EXERCISE INSTRUCTIONS
Scan the following material for the string "angle" and copy each line in which it appears.

MATERIAL PROVIDED
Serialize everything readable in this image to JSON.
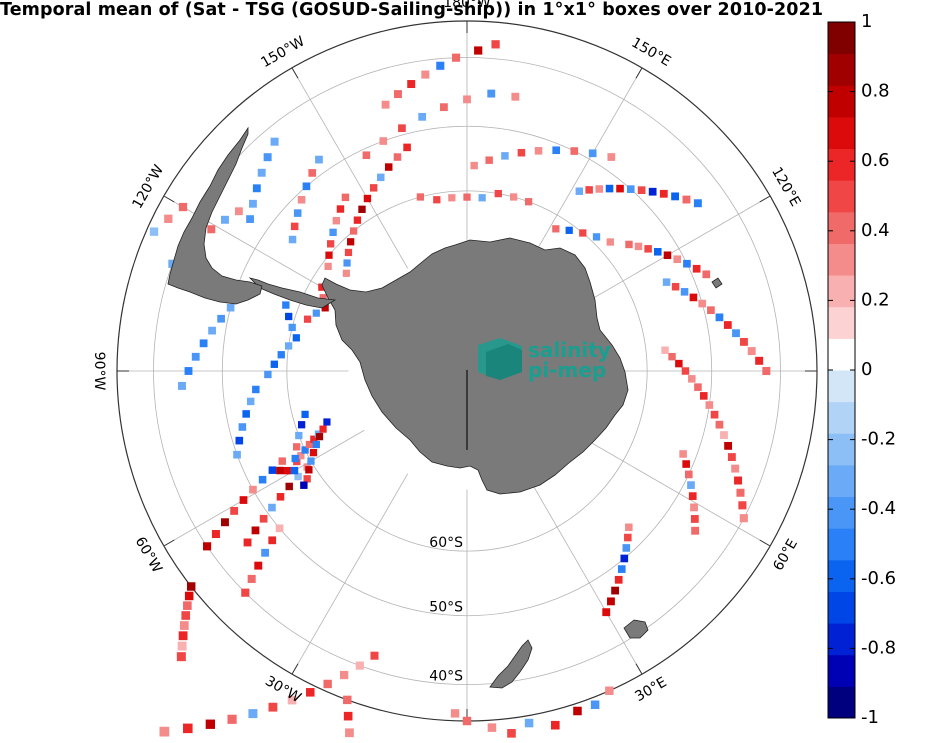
{
  "title": "Temporal mean of (Sat - TSG (GOSUD-Sailing-ship)) in 1°x1° boxes over 2010-2021",
  "logo": {
    "line1": "salinity",
    "line2": "pi-mep"
  },
  "lon_labels": [
    {
      "text": "30°W",
      "angle": -30
    },
    {
      "text": "60°W",
      "angle": -60
    },
    {
      "text": "90°W",
      "angle": -90
    },
    {
      "text": "120°W",
      "angle": -120
    },
    {
      "text": "150°W",
      "angle": -150
    },
    {
      "text": "180°W",
      "angle": 180
    },
    {
      "text": "150°E",
      "angle": 150
    },
    {
      "text": "120°E",
      "angle": 120
    },
    {
      "text": "90°E",
      "angle": 90
    },
    {
      "text": "60°E",
      "angle": 60
    },
    {
      "text": "30°E",
      "angle": 30
    }
  ],
  "lat_labels": [
    {
      "text": "60°S",
      "lat": -60
    },
    {
      "text": "50°S",
      "lat": -50
    },
    {
      "text": "40°S",
      "lat": -40
    }
  ],
  "colorbar": {
    "min": -1,
    "max": 1,
    "ticks": [
      "1",
      "0.8",
      "0.6",
      "0.4",
      "0.2",
      "0",
      "-0.2",
      "-0.4",
      "-0.6",
      "-0.8",
      "-1"
    ],
    "colors": [
      "#00007f",
      "#0000b4",
      "#0021d4",
      "#0046e6",
      "#0a64f0",
      "#2a80f6",
      "#4a96f6",
      "#6aaaf6",
      "#8cbff6",
      "#b0d3f6",
      "#d2e6f8",
      "#ffffff",
      "#fcd2d2",
      "#f8b0b0",
      "#f48c8c",
      "#f06a6a",
      "#f04646",
      "#ec2626",
      "#dc0a0a",
      "#c00000",
      "#a00000",
      "#800000"
    ]
  },
  "colors": {
    "land": "#7a7a7a",
    "land_edge": "#222222",
    "grid": "#b4b4b4",
    "frame": "#333333",
    "logo": "#1a9e8f"
  },
  "map_data": {
    "projection": "south-polar-stereographic",
    "lat_boundary": -35,
    "cells": [
      [
        -35,
        -52,
        0.9
      ],
      [
        -34,
        -51,
        0.7
      ],
      [
        -33,
        -50,
        0.4
      ],
      [
        -32,
        -49,
        0.5
      ],
      [
        -31,
        -48,
        0.3
      ],
      [
        -30,
        -47,
        0.6
      ],
      [
        -29,
        -46,
        0.2
      ],
      [
        -28,
        -45,
        0.5
      ],
      [
        -40,
        -56,
        0.8
      ],
      [
        -42,
        -57,
        0.6
      ],
      [
        -44,
        -58,
        0.9
      ],
      [
        -46,
        -59,
        0.5
      ],
      [
        -48,
        -60,
        0.7
      ],
      [
        -50,
        -61,
        0.3
      ],
      [
        -52,
        -62,
        -0.5
      ],
      [
        -54,
        -63,
        -0.7
      ],
      [
        -56,
        -64,
        0.4
      ],
      [
        -45,
        -52,
        0.6
      ],
      [
        -47,
        -53,
        0.8
      ],
      [
        -49,
        -54,
        0.5
      ],
      [
        -51,
        -55,
        -0.3
      ],
      [
        -53,
        -56,
        0.6
      ],
      [
        -55,
        -57,
        0.9
      ],
      [
        -57,
        -58,
        -0.2
      ],
      [
        -59,
        -59,
        0.3
      ],
      [
        -40,
        -45,
        0.5
      ],
      [
        -42,
        -46,
        0.4
      ],
      [
        -44,
        -47,
        0.7
      ],
      [
        -46,
        -48,
        -0.4
      ],
      [
        -48,
        -49,
        0.6
      ],
      [
        -50,
        -50,
        0.2
      ],
      [
        -55,
        -62,
        0.8
      ],
      [
        -56,
        -61,
        0.7
      ],
      [
        -57,
        -60,
        -0.6
      ],
      [
        -58,
        -62,
        0.5
      ],
      [
        -59,
        -63,
        0.3
      ],
      [
        -60,
        -64,
        -0.5
      ],
      [
        -61,
        -65,
        0.4
      ],
      [
        -62,
        -66,
        0.6
      ],
      [
        -63,
        -67,
        -0.3
      ],
      [
        -20,
        -40,
        0.3
      ],
      [
        -22,
        -38,
        0.6
      ],
      [
        -24,
        -36,
        0.8
      ],
      [
        -26,
        -34,
        0.4
      ],
      [
        -28,
        -32,
        -0.3
      ],
      [
        -30,
        -30,
        0.5
      ],
      [
        -32,
        -28,
        0.2
      ],
      [
        -34,
        -26,
        0.6
      ],
      [
        -36,
        -24,
        0.4
      ],
      [
        -38,
        -22,
        0.3
      ],
      [
        -40,
        -20,
        0.2
      ],
      [
        -42,
        -18,
        0.5
      ],
      [
        -35,
        -20,
        0.4
      ],
      [
        -33,
        -19,
        0.6
      ],
      [
        -31,
        -18,
        0.3
      ],
      [
        -29,
        -17,
        0.5
      ],
      [
        -27,
        -16,
        0.2
      ],
      [
        -36,
        -2,
        0.3
      ],
      [
        -35,
        0,
        0.4
      ],
      [
        -34,
        4,
        0.3
      ],
      [
        -33,
        7,
        0.5
      ],
      [
        -34,
        10,
        -0.3
      ],
      [
        -33,
        14,
        0.6
      ],
      [
        -34,
        18,
        0.8
      ],
      [
        -34,
        21,
        -0.4
      ],
      [
        -35,
        24,
        0.3
      ],
      [
        -45,
        30,
        0.7
      ],
      [
        -46,
        32,
        0.8
      ],
      [
        -47,
        34,
        0.9
      ],
      [
        -48,
        36,
        0.6
      ],
      [
        -49,
        38,
        -0.5
      ],
      [
        -50,
        40,
        -0.8
      ],
      [
        -51,
        42,
        -0.4
      ],
      [
        -52,
        44,
        0.5
      ],
      [
        -53,
        46,
        0.3
      ],
      [
        -45,
        55,
        0.4
      ],
      [
        -46,
        57,
        0.5
      ],
      [
        -47,
        59,
        0.3
      ],
      [
        -48,
        61,
        0.6
      ],
      [
        -49,
        63,
        -0.3
      ],
      [
        -50,
        65,
        0.4
      ],
      [
        -51,
        67,
        0.7
      ],
      [
        -52,
        69,
        0.3
      ],
      [
        -40,
        62,
        0.3
      ],
      [
        -41,
        64,
        0.5
      ],
      [
        -42,
        66,
        0.4
      ],
      [
        -43,
        68,
        0.6
      ],
      [
        -44,
        70,
        0.3
      ],
      [
        -45,
        72,
        0.5
      ],
      [
        -46,
        74,
        0.8
      ],
      [
        -47,
        76,
        0.2
      ],
      [
        -48,
        78,
        0.4
      ],
      [
        -49,
        80,
        0.5
      ],
      [
        -50,
        82,
        0.3
      ],
      [
        -51,
        84,
        0.6
      ],
      [
        -52,
        86,
        0.4
      ],
      [
        -53,
        88,
        0.3
      ],
      [
        -54,
        90,
        0.5
      ],
      [
        -55,
        92,
        0.7
      ],
      [
        -56,
        94,
        0.4
      ],
      [
        -57,
        96,
        0.2
      ],
      [
        -42,
        90,
        0.4
      ],
      [
        -43,
        92,
        0.6
      ],
      [
        -44,
        94,
        0.3
      ],
      [
        -45,
        96,
        0.5
      ],
      [
        -46,
        98,
        -0.4
      ],
      [
        -47,
        100,
        0.6
      ],
      [
        -48,
        102,
        -0.5
      ],
      [
        -49,
        104,
        0.4
      ],
      [
        -50,
        106,
        0.3
      ],
      [
        -51,
        108,
        0.7
      ],
      [
        -52,
        110,
        -0.4
      ],
      [
        -53,
        112,
        0.5
      ],
      [
        -54,
        114,
        -0.3
      ],
      [
        -48,
        112,
        0.4
      ],
      [
        -49,
        114,
        0.6
      ],
      [
        -50,
        116,
        -0.5
      ],
      [
        -51,
        118,
        0.3
      ],
      [
        -52,
        120,
        0.8
      ],
      [
        -53,
        122,
        -0.6
      ],
      [
        -54,
        124,
        0.5
      ],
      [
        -55,
        126,
        0.3
      ],
      [
        -56,
        128,
        0.4
      ],
      [
        -58,
        132,
        0.3
      ],
      [
        -59,
        136,
        -0.4
      ],
      [
        -60,
        140,
        0.5
      ],
      [
        -61,
        144,
        -0.6
      ],
      [
        -62,
        148,
        0.4
      ],
      [
        -44,
        126,
        -0.5
      ],
      [
        -45,
        128,
        0.4
      ],
      [
        -46,
        130,
        -0.6
      ],
      [
        -47,
        132,
        0.6
      ],
      [
        -48,
        134,
        -0.8
      ],
      [
        -49,
        136,
        0.5
      ],
      [
        -50,
        138,
        -0.4
      ],
      [
        -51,
        140,
        0.7
      ],
      [
        -52,
        142,
        -0.6
      ],
      [
        -53,
        144,
        0.3
      ],
      [
        -54,
        146,
        0.5
      ],
      [
        -55,
        148,
        -0.3
      ],
      [
        -48,
        146,
        0.3
      ],
      [
        -49,
        150,
        -0.4
      ],
      [
        -50,
        154,
        0.4
      ],
      [
        -51,
        158,
        -0.5
      ],
      [
        -52,
        162,
        0.3
      ],
      [
        -53,
        166,
        0.5
      ],
      [
        -54,
        170,
        -0.3
      ],
      [
        -55,
        174,
        0.4
      ],
      [
        -56,
        178,
        0.3
      ],
      [
        -60,
        160,
        0.4
      ],
      [
        -60,
        165,
        0.3
      ],
      [
        -60,
        170,
        0.5
      ],
      [
        -61,
        175,
        -0.3
      ],
      [
        -61,
        180,
        0.4
      ],
      [
        -61,
        -175,
        0.3
      ],
      [
        -61,
        -170,
        0.5
      ],
      [
        -60,
        -165,
        0.4
      ],
      [
        -45,
        170,
        0.3
      ],
      [
        -45,
        175,
        -0.4
      ],
      [
        -46,
        180,
        0.3
      ],
      [
        -47,
        -175,
        0.4
      ],
      [
        -48,
        -170,
        -0.3
      ],
      [
        -49,
        -165,
        0.5
      ],
      [
        -50,
        -160,
        0.3
      ],
      [
        -51,
        -155,
        0.4
      ],
      [
        -38,
        175,
        0.5
      ],
      [
        -39,
        178,
        0.8
      ],
      [
        -40,
        -178,
        0.4
      ],
      [
        -41,
        -175,
        -0.5
      ],
      [
        -42,
        -172,
        0.3
      ],
      [
        -43,
        -169,
        0.6
      ],
      [
        -44,
        -166,
        0.4
      ],
      [
        -45,
        -163,
        0.3
      ],
      [
        -52,
        -165,
        0.6
      ],
      [
        -53,
        -162,
        0.4
      ],
      [
        -54,
        -159,
        0.8
      ],
      [
        -55,
        -156,
        -0.3
      ],
      [
        -56,
        -153,
        0.5
      ],
      [
        -57,
        -150,
        0.7
      ],
      [
        -58,
        -147,
        0.9
      ],
      [
        -59,
        -144,
        0.6
      ],
      [
        -60,
        -141,
        0.4
      ],
      [
        -61,
        -138,
        0.8
      ],
      [
        -62,
        -135,
        0.5
      ],
      [
        -63,
        -132,
        -0.4
      ],
      [
        -64,
        -129,
        0.3
      ],
      [
        -55,
        -145,
        0.4
      ],
      [
        -56,
        -142,
        0.6
      ],
      [
        -57,
        -139,
        0.3
      ],
      [
        -58,
        -136,
        -0.4
      ],
      [
        -59,
        -133,
        0.5
      ],
      [
        -60,
        -130,
        0.7
      ],
      [
        -61,
        -127,
        0.3
      ],
      [
        -48,
        -145,
        -0.3
      ],
      [
        -49,
        -142,
        0.4
      ],
      [
        -50,
        -139,
        -0.5
      ],
      [
        -51,
        -136,
        0.3
      ],
      [
        -52,
        -133,
        -0.4
      ],
      [
        -53,
        -130,
        0.5
      ],
      [
        -54,
        -127,
        -0.3
      ],
      [
        -42,
        -140,
        -0.3
      ],
      [
        -43,
        -137,
        -0.4
      ],
      [
        -44,
        -134,
        -0.3
      ],
      [
        -45,
        -131,
        -0.5
      ],
      [
        -46,
        -128,
        -0.3
      ],
      [
        -47,
        -125,
        -0.4
      ],
      [
        -62,
        -120,
        0.6
      ],
      [
        -63,
        -117,
        0.4
      ],
      [
        -64,
        -114,
        0.8
      ],
      [
        -63,
        -111,
        -0.4
      ],
      [
        -62,
        -108,
        0.5
      ],
      [
        -58,
        -110,
        -0.5
      ],
      [
        -59,
        -107,
        -0.7
      ],
      [
        -60,
        -104,
        -0.4
      ],
      [
        -61,
        -101,
        -0.6
      ],
      [
        -60,
        -98,
        -0.3
      ],
      [
        -59,
        -95,
        -0.5
      ],
      [
        -58,
        -92,
        -0.6
      ],
      [
        -57,
        -89,
        -0.4
      ],
      [
        -55,
        -85,
        -0.5
      ],
      [
        -54,
        -82,
        -0.3
      ],
      [
        -53,
        -79,
        -0.6
      ],
      [
        -52,
        -76,
        -0.4
      ],
      [
        -51,
        -73,
        -0.7
      ],
      [
        -50,
        -70,
        -0.3
      ],
      [
        -50,
        -105,
        -0.3
      ],
      [
        -49,
        -102,
        -0.4
      ],
      [
        -48,
        -99,
        -0.3
      ],
      [
        -47,
        -96,
        -0.5
      ],
      [
        -46,
        -93,
        -0.4
      ],
      [
        -45,
        -90,
        -0.5
      ],
      [
        -44,
        -87,
        -0.3
      ],
      [
        -40,
        -110,
        -0.3
      ],
      [
        -41,
        -113,
        -0.2
      ],
      [
        -42,
        -116,
        -0.3
      ],
      [
        -43,
        -119,
        0.4
      ],
      [
        -44,
        -122,
        -0.3
      ],
      [
        -45,
        -125,
        0.3
      ],
      [
        -38,
        -120,
        0.4
      ],
      [
        -37,
        -117,
        0.3
      ],
      [
        -36,
        -114,
        -0.2
      ],
      [
        -65,
        -70,
        -0.8
      ],
      [
        -64,
        -68,
        0.6
      ],
      [
        -63,
        -66,
        0.9
      ],
      [
        -62,
        -64,
        -0.5
      ],
      [
        -61,
        -62,
        0.7
      ],
      [
        -60,
        -60,
        -0.4
      ],
      [
        -59,
        -58,
        0.8
      ],
      [
        -58,
        -56,
        0.5
      ],
      [
        -57,
        -55,
        -0.9
      ],
      [
        -62,
        -75,
        -0.6
      ],
      [
        -61,
        -72,
        -0.8
      ],
      [
        -60,
        -69,
        -0.3
      ],
      [
        -59,
        -66,
        0.4
      ],
      [
        -58,
        -63,
        -0.5
      ]
    ]
  }
}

FULL RESPONSE
      "angle": -30
      "angle": -60
      "angle": -90
      "angle": -120
      "angle": -150
      "angle": 180
      "angle": 150
      "angle": 120
      "angle": 90
      "angle": 60
      "angle": 30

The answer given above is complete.